> **THE PROBLEM**
Reproduce the listing that follows with no differences at all.

> **DATA ROWS**
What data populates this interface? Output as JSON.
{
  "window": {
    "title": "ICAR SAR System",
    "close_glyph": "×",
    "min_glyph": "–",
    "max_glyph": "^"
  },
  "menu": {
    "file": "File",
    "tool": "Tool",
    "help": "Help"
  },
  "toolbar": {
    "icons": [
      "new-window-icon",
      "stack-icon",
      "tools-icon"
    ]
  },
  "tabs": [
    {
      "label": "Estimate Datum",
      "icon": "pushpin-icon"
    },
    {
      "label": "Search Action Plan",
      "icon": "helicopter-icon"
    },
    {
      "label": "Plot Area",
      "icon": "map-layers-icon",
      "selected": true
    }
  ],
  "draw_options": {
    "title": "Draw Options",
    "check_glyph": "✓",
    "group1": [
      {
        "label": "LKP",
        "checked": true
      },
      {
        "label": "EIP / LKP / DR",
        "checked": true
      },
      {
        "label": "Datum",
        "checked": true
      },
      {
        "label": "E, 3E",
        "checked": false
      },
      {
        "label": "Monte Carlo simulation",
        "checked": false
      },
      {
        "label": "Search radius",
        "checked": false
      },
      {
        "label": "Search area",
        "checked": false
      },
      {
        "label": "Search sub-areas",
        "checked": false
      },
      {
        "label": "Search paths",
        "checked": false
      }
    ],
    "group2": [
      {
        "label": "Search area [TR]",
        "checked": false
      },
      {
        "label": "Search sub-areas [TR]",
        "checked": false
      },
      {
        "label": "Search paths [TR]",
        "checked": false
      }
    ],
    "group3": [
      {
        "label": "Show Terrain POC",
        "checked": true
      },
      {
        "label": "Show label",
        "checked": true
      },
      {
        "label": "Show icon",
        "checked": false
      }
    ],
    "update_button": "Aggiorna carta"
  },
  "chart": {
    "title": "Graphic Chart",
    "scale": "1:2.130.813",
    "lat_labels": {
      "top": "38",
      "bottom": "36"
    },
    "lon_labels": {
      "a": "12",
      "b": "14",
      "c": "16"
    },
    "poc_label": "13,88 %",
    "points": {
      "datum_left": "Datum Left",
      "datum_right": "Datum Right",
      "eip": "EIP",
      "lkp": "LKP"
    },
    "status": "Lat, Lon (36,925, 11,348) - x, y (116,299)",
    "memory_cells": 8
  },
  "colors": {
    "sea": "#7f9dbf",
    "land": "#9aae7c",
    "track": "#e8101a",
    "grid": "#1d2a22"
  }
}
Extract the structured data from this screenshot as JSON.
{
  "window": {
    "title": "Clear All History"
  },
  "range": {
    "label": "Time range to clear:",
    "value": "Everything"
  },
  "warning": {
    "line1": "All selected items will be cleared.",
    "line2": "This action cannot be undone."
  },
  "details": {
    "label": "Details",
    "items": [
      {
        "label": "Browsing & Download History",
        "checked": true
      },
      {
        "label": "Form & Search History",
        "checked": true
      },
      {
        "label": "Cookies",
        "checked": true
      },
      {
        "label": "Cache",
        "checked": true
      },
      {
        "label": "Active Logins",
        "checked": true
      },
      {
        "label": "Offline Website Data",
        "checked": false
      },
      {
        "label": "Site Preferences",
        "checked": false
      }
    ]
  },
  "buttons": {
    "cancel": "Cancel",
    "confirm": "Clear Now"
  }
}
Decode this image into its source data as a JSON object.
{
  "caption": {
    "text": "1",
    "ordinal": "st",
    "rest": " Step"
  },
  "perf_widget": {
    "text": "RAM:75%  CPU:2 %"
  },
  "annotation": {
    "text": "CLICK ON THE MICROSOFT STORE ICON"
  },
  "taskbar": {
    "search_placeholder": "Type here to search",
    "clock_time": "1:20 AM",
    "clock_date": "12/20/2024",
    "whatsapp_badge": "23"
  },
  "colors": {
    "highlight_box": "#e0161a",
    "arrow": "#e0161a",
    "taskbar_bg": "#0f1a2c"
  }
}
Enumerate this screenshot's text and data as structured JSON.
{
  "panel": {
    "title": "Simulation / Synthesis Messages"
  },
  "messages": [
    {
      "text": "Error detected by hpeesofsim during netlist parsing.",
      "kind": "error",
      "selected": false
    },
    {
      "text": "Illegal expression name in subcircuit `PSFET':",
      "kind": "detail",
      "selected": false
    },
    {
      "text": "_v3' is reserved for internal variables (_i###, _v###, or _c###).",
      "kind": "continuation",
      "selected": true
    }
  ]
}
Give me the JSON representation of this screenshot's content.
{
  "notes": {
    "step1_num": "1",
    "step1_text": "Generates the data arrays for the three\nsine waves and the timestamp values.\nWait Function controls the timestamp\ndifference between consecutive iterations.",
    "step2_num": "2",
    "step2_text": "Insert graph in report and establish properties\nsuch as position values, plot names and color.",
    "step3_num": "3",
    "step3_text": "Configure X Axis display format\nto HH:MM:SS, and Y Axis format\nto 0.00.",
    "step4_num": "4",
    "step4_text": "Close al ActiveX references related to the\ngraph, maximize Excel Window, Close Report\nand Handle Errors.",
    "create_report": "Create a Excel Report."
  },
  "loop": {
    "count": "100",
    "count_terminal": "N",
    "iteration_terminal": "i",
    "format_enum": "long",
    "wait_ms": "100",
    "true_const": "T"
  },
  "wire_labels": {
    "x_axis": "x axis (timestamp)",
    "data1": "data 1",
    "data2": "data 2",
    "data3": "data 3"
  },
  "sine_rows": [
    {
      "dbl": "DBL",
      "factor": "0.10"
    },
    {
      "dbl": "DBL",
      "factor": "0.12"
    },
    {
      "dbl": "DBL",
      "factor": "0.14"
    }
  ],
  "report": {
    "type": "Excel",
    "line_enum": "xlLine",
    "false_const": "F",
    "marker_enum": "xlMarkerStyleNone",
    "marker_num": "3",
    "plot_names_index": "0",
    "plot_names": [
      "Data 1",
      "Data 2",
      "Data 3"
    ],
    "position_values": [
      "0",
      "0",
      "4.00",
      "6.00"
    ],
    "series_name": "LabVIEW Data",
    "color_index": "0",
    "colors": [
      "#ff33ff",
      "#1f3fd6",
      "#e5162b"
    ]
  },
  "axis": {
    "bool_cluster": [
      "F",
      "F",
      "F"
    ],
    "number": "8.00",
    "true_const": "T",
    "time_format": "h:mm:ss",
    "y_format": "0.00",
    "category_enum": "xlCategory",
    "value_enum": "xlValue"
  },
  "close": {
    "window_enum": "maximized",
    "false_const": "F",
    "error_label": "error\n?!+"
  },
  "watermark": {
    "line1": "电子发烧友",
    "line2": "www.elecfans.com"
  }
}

> **EXERCISE ANSWER**
What data populates this interface? Output as JSON.
{
  "window": {
    "title": "ICAR SAR System",
    "close_glyph": "×",
    "min_glyph": "–",
    "max_glyph": "^"
  },
  "menu": {
    "file": "File",
    "tool": "Tool",
    "help": "Help"
  },
  "toolbar": {
    "icons": [
      "new-window-icon",
      "stack-icon",
      "tools-icon"
    ]
  },
  "tabs": [
    {
      "label": "Estimate Datum",
      "icon": "pushpin-icon"
    },
    {
      "label": "Search Action Plan",
      "icon": "helicopter-icon"
    },
    {
      "label": "Plot Area",
      "icon": "map-layers-icon",
      "selected": true
    }
  ],
  "draw_options": {
    "title": "Draw Options",
    "check_glyph": "✓",
    "group1": [
      {
        "label": "LKP",
        "checked": true
      },
      {
        "label": "EIP / LKP / DR",
        "checked": true
      },
      {
        "label": "Datum",
        "checked": true
      },
      {
        "label": "E, 3E",
        "checked": false
      },
      {
        "label": "Monte Carlo simulation",
        "checked": false
      },
      {
        "label": "Search radius",
        "checked": false
      },
      {
        "label": "Search area",
        "checked": false
      },
      {
        "label": "Search sub-areas",
        "checked": false
      },
      {
        "label": "Search paths",
        "checked": false
      }
    ],
    "group2": [
      {
        "label": "Search area [TR]",
        "checked": false
      },
      {
        "label": "Search sub-areas [TR]",
        "checked": false
      },
      {
        "label": "Search paths [TR]",
        "checked": false
      }
    ],
    "group3": [
      {
        "label": "Show Terrain POC",
        "checked": true
      },
      {
        "label": "Show label",
        "checked": true
      },
      {
        "label": "Show icon",
        "checked": false
      }
    ],
    "update_button": "Aggiorna carta"
  },
  "chart": {
    "title": "Graphic Chart",
    "scale": "1:2.130.813",
    "lat_labels": {
      "top": "38",
      "bottom": "36"
    },
    "lon_labels": {
      "a": "12",
      "b": "14",
      "c": "16"
    },
    "poc_label": "13,88 %",
    "points": {
      "datum_left": "Datum Left",
      "datum_right": "Datum Right",
      "eip": "EIP",
      "lkp": "LKP"
    },
    "status": "Lat, Lon (36,925, 11,348) - x, y (116,299)",
    "memory_cells": 8
  },
  "colors": {
    "sea": "#7f9dbf",
    "land": "#9aae7c",
    "track": "#e8101a",
    "grid": "#1d2a22"
  }
}
Extract the structured data from this screenshot as JSON.
{
  "window": {
    "title": "Clear All History"
  },
  "range": {
    "label": "Time range to clear:",
    "value": "Everything"
  },
  "warning": {
    "line1": "All selected items will be cleared.",
    "line2": "This action cannot be undone."
  },
  "details": {
    "label": "Details",
    "items": [
      {
        "label": "Browsing & Download History",
        "checked": true
      },
      {
        "label": "Form & Search History",
        "checked": true
      },
      {
        "label": "Cookies",
        "checked": true
      },
      {
        "label": "Cache",
        "checked": true
      },
      {
        "label": "Active Logins",
        "checked": true
      },
      {
        "label": "Offline Website Data",
        "checked": false
      },
      {
        "label": "Site Preferences",
        "checked": false
      }
    ]
  },
  "buttons": {
    "cancel": "Cancel",
    "confirm": "Clear Now"
  }
}
Decode this image into its source data as a JSON object.
{
  "caption": {
    "text": "1",
    "ordinal": "st",
    "rest": " Step"
  },
  "perf_widget": {
    "text": "RAM:75%  CPU:2 %"
  },
  "annotation": {
    "text": "CLICK ON THE MICROSOFT STORE ICON"
  },
  "taskbar": {
    "search_placeholder": "Type here to search",
    "clock_time": "1:20 AM",
    "clock_date": "12/20/2024",
    "whatsapp_badge": "23"
  },
  "colors": {
    "highlight_box": "#e0161a",
    "arrow": "#e0161a",
    "taskbar_bg": "#0f1a2c"
  }
}
Enumerate this screenshot's text and data as structured JSON.
{
  "panel": {
    "title": "Simulation / Synthesis Messages"
  },
  "messages": [
    {
      "text": "Error detected by hpeesofsim during netlist parsing.",
      "kind": "error",
      "selected": false
    },
    {
      "text": "Illegal expression name in subcircuit `PSFET':",
      "kind": "detail",
      "selected": false
    },
    {
      "text": "_v3' is reserved for internal variables (_i###, _v###, or _c###).",
      "kind": "continuation",
      "selected": true
    }
  ]
}
Give me the JSON representation of this screenshot's content.
{
  "notes": {
    "step1_num": "1",
    "step1_text": "Generates the data arrays for the three\nsine waves and the timestamp values.\nWait Function controls the timestamp\ndifference between consecutive iterations.",
    "step2_num": "2",
    "step2_text": "Insert graph in report and establish properties\nsuch as position values, plot names and color.",
    "step3_num": "3",
    "step3_text": "Configure X Axis display format\nto HH:MM:SS, and Y Axis format\nto 0.00.",
    "step4_num": "4",
    "step4_text": "Close al ActiveX references related to the\ngraph, maximize Excel Window, Close Report\nand Handle Errors.",
    "create_report": "Create a Excel Report."
  },
  "loop": {
    "count": "100",
    "count_terminal": "N",
    "iteration_terminal": "i",
    "format_enum": "long",
    "wait_ms": "100",
    "true_const": "T"
  },
  "wire_labels": {
    "x_axis": "x axis (timestamp)",
    "data1": "data 1",
    "data2": "data 2",
    "data3": "data 3"
  },
  "sine_rows": [
    {
      "dbl": "DBL",
      "factor": "0.10"
    },
    {
      "dbl": "DBL",
      "factor": "0.12"
    },
    {
      "dbl": "DBL",
      "factor": "0.14"
    }
  ],
  "report": {
    "type": "Excel",
    "line_enum": "xlLine",
    "false_const": "F",
    "marker_enum": "xlMarkerStyleNone",
    "marker_num": "3",
    "plot_names_index": "0",
    "plot_names": [
      "Data 1",
      "Data 2",
      "Data 3"
    ],
    "position_values": [
      "0",
      "0",
      "4.00",
      "6.00"
    ],
    "series_name": "LabVIEW Data",
    "color_index": "0",
    "colors": [
      "#ff33ff",
      "#1f3fd6",
      "#e5162b"
    ]
  },
  "axis": {
    "bool_cluster": [
      "F",
      "F",
      "F"
    ],
    "number": "8.00",
    "true_const": "T",
    "time_format": "h:mm:ss",
    "y_format": "0.00",
    "category_enum": "xlCategory",
    "value_enum": "xlValue"
  },
  "close": {
    "window_enum": "maximized",
    "false_const": "F",
    "error_label": "error\n?!+"
  },
  "watermark": {
    "line1": "电子发烧友",
    "line2": "www.elecfans.com"
  }
}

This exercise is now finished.